Saved entries:
((
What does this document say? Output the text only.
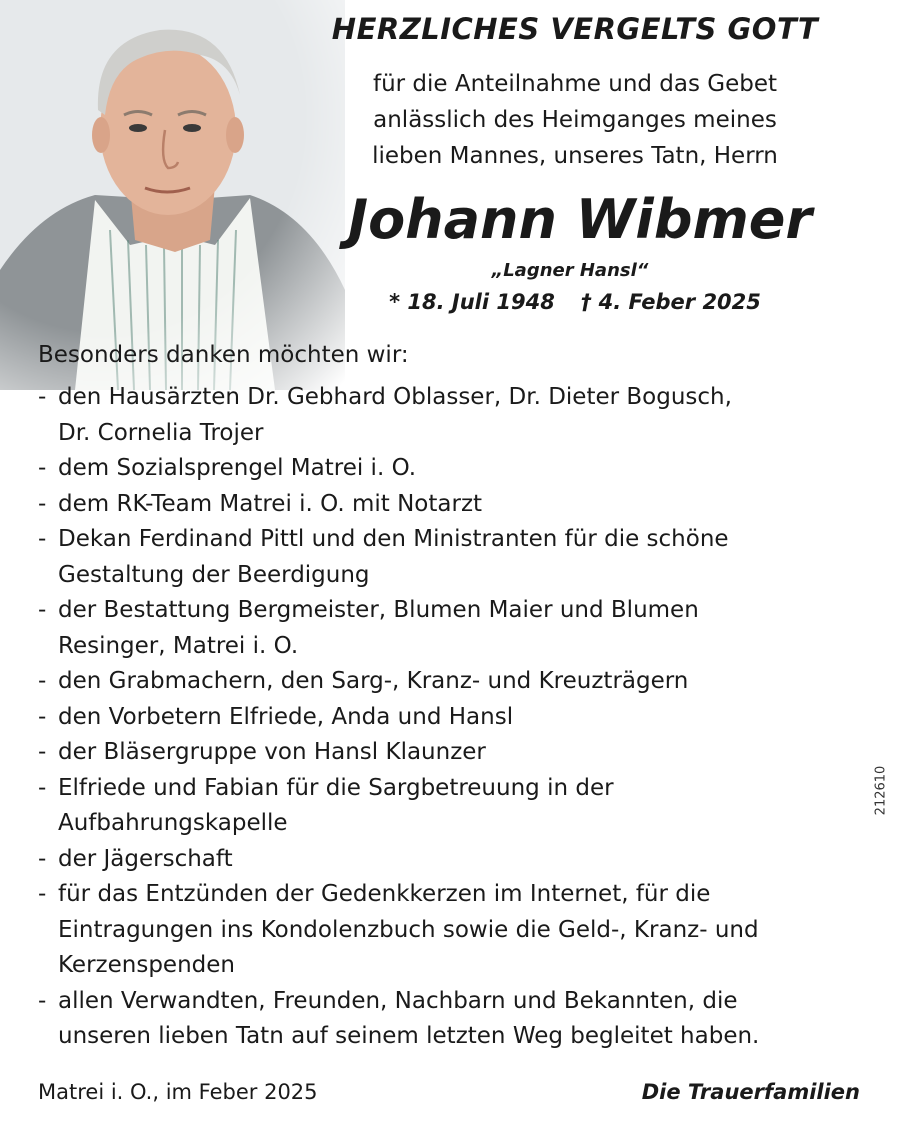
HERZLICHES VERGELTS GOTT
für die Anteilnahme und das Gebet
anlässlich des Heimganges meines
lieben Mannes, unseres Tatn, Herrn
Johann Wibmer
„Lagner Hansl“
* 18. Juli 1948 † 4. Feber 2025
Besonders danken möchten wir:
- den Hausärzten Dr. Gebhard Oblasser, Dr. Dieter Bogusch,
Dr. Cornelia Trojer
- dem Sozialsprengel Matrei i. O.
- dem RK-Team Matrei i. O. mit Notarzt
- Dekan Ferdinand Pittl und den Ministranten für die schöne
Gestaltung der Beerdigung
- der Bestattung Bergmeister, Blumen Maier und Blumen
Resinger, Matrei i. O.
- den Grabmachern, den Sarg-, Kranz- und Kreuzträgern
- den Vorbetern Elfriede, Anda und Hansl
- der Bläsergruppe von Hansl Klaunzer
- Elfriede und Fabian für die Sargbetreuung in der
Aufbahrungskapelle
- der Jägerschaft
- für das Entzünden der Gedenkkerzen im Internet, für die
Eintragungen ins Kondolenzbuch sowie die Geld-, Kranz- und
Kerzenspenden
- allen Verwandten, Freunden, Nachbarn und Bekannten, die
unseren lieben Tatn auf seinem letzten Weg begleitet haben.
Matrei i. O., im Feber 2025	Die Trauerfamilien
212610
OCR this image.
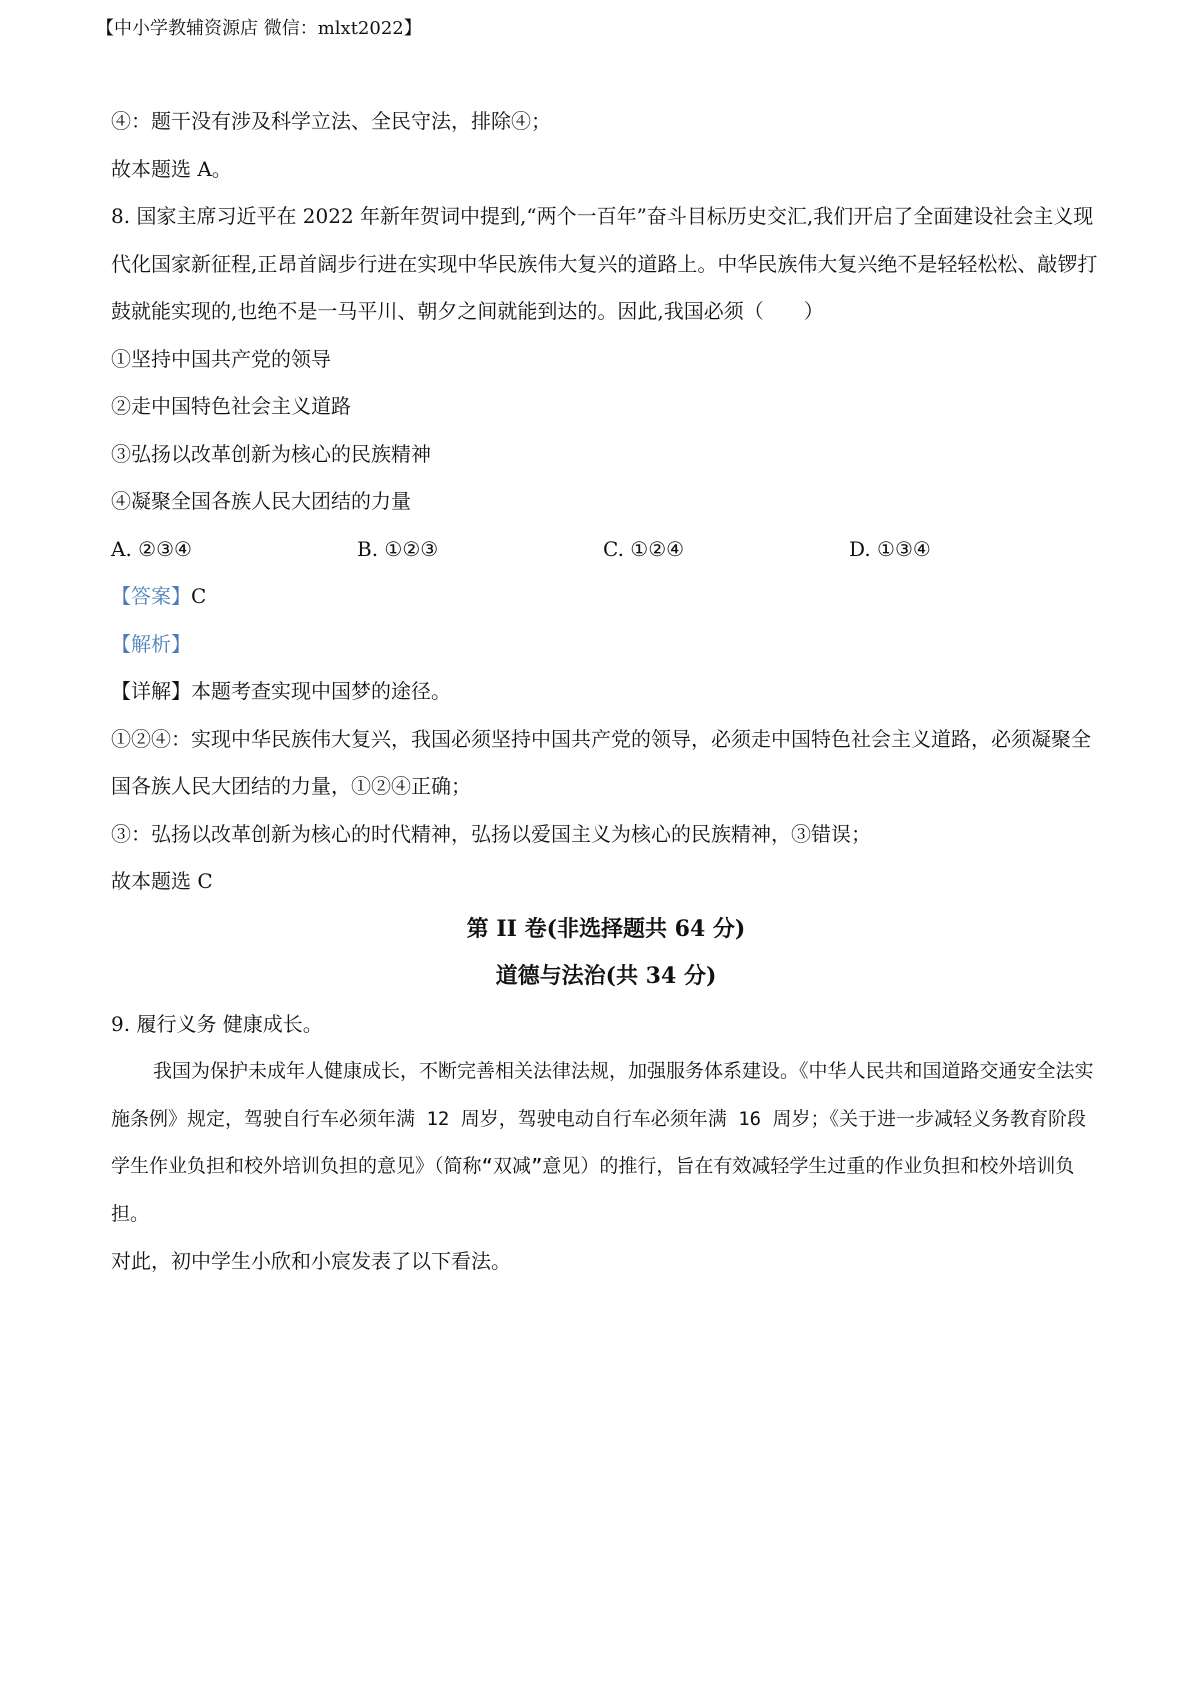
【中小学教辅资源店 微信：mlxt2022】
④：题干没有涉及科学立法、全民守法，排除④；
故本题选 A。

8. 国家主席习近平在 2022 年新年贺词中提到,“两个一百年”奋斗目标历史交汇,我们开启了全面建设社会主义现代化国家新征程,正昂首阔步行进在实现中华民族伟大复兴的道路上。中华民族伟大复兴绝不是轻轻松松、敲锣打鼓就能实现的,也绝不是一马平川、朝夕之间就能到达的。因此,我国必须（　　）

①坚持中国共产党的领导
②走中国特色社会主义道路
③弘扬以改革创新为核心的民族精神
④凝聚全国各族人民大团结的力量
A. ②③④	B. ①②③	C. ①②④	D. ①③④
【答案】C
【解析】
【详解】本题考查实现中国梦的途径。

①②④：实现中华民族伟大复兴，我国必须坚持中国共产党的领导，必须走中国特色社会主义道路，必须凝聚全国各族人民大团结的力量，①②④正确；

③：弘扬以改革创新为核心的时代精神，弘扬以爱国主义为核心的民族精神，③错误；
故本题选 C
第 II 卷(非选择题共 64 分)
道德与法治(共 34 分)
9. 履行义务 健康成长。

我国为保护未成年人健康成长，不断完善相关法律法规，加强服务体系建设。《中华人民共和国道路交通安全法实施条例》规定，驾驶自行车必须年满 12 周岁，驾驶电动自行车必须年满 16 周岁；《关于进一步减轻义务教育阶段学生作业负担和校外培训负担的意见》（简称“双减”意见）的推行，旨在有效减轻学生过重的作业负担和校外培训负担。

对此，初中学生小欣和小宸发表了以下看法。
))
▶ [Exercise prompt]
Copy every line that includes the string "Kranz" from the material above.

▶ [Answer below]
- den Grabmachern, den Sarg-, Kranz- und Kreuzträgern
Eintragungen ins Kondolenzbuch sowie die Geld-, Kranz- und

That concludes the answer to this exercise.